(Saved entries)
━━━━━━

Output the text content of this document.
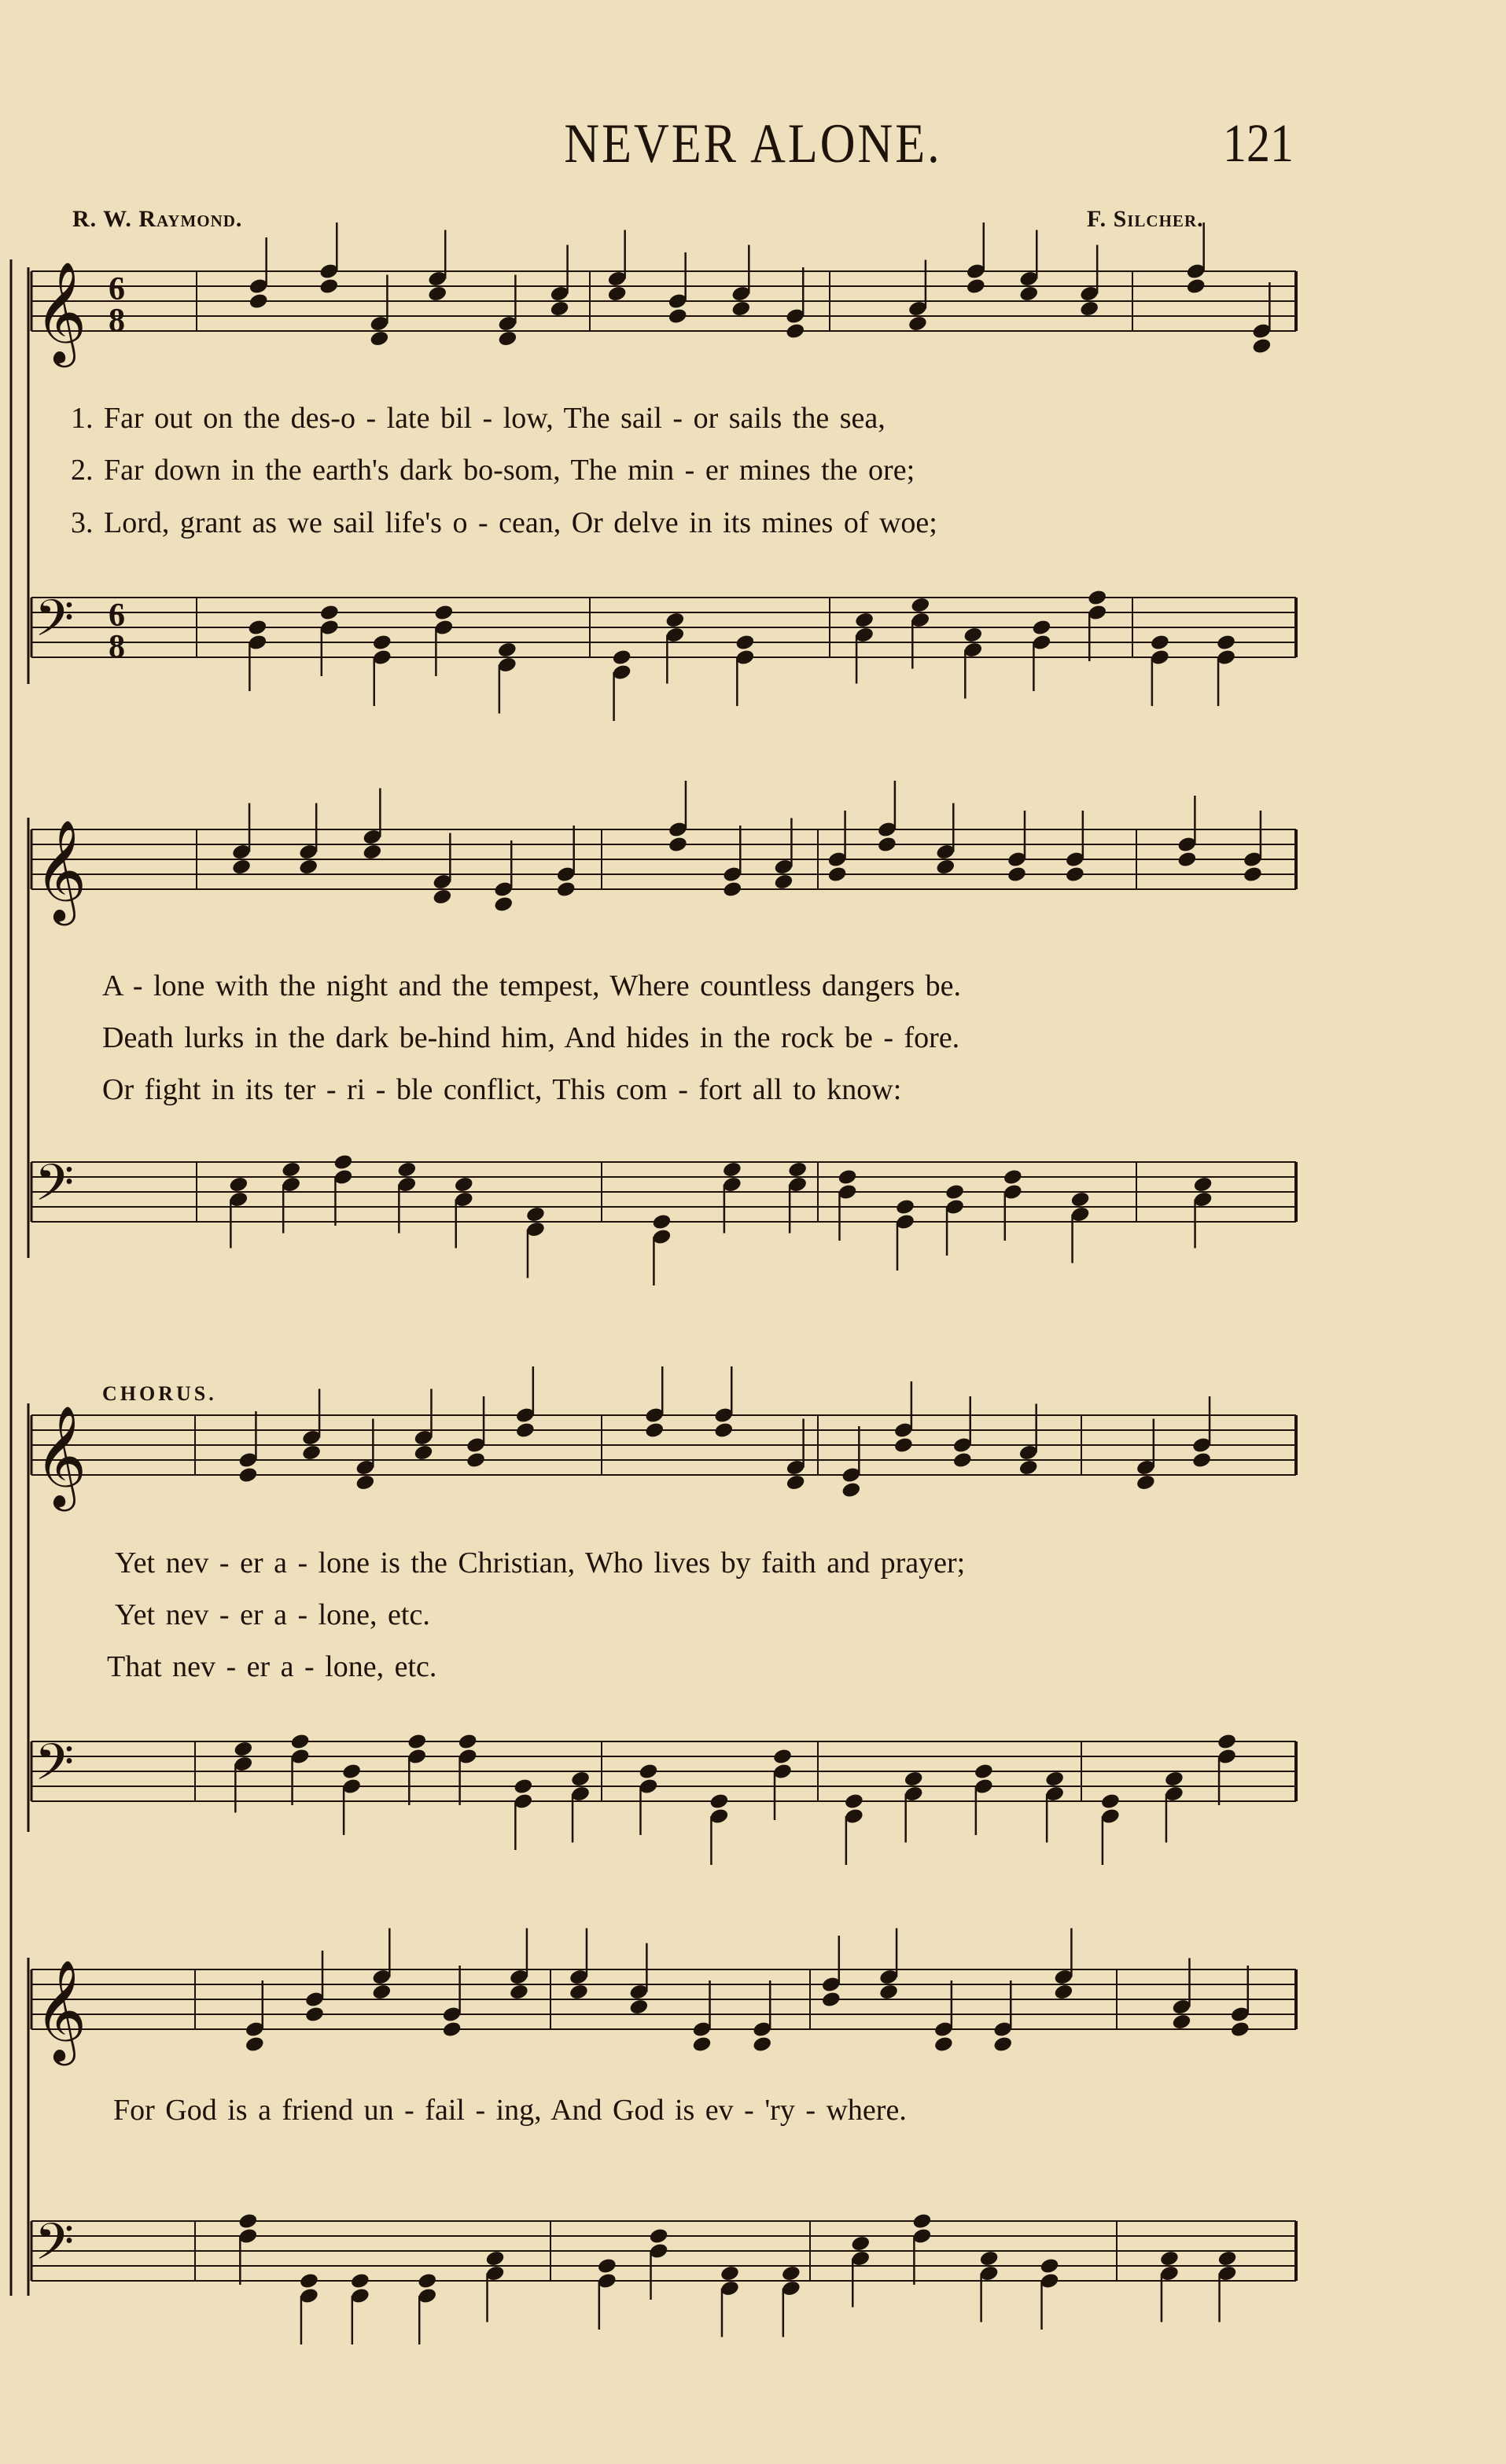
NEVER ALONE.	121
R. W. Raymond.	F. Silcher.
𝄞
𝄢
𝄞
𝄢
𝄞
𝄢
𝄞
𝄢
6
8
6
8
CHORUS.
1. Far out on the des-o - late bil - low, The sail - or sails the sea,
2. Far down in the earth's dark bo-som, The min - er mines the ore;
3. Lord, grant as we sail life's o - cean, Or delve in its mines of woe;
A - lone with the night and the tempest, Where countless dangers be.
Death lurks in the dark be-hind him, And hides in the rock be - fore.
Or fight in its ter - ri - ble conflict, This com - fort all to know:
Yet nev - er a - lone is the Christian, Who lives by faith and prayer;
Yet nev - er a - lone, etc.
That nev - er a - lone, etc.
For God is a friend un - fail - ing, And God is ev - 'ry - where.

━━━━━━

Problem requirements = Pull out every line containing "mines".

Answer below =
2. Far down in the earth's dark bo-som, The min - er mines the ore;
3. Lord, grant as we sail life's o - cean, Or delve in its mines of woe;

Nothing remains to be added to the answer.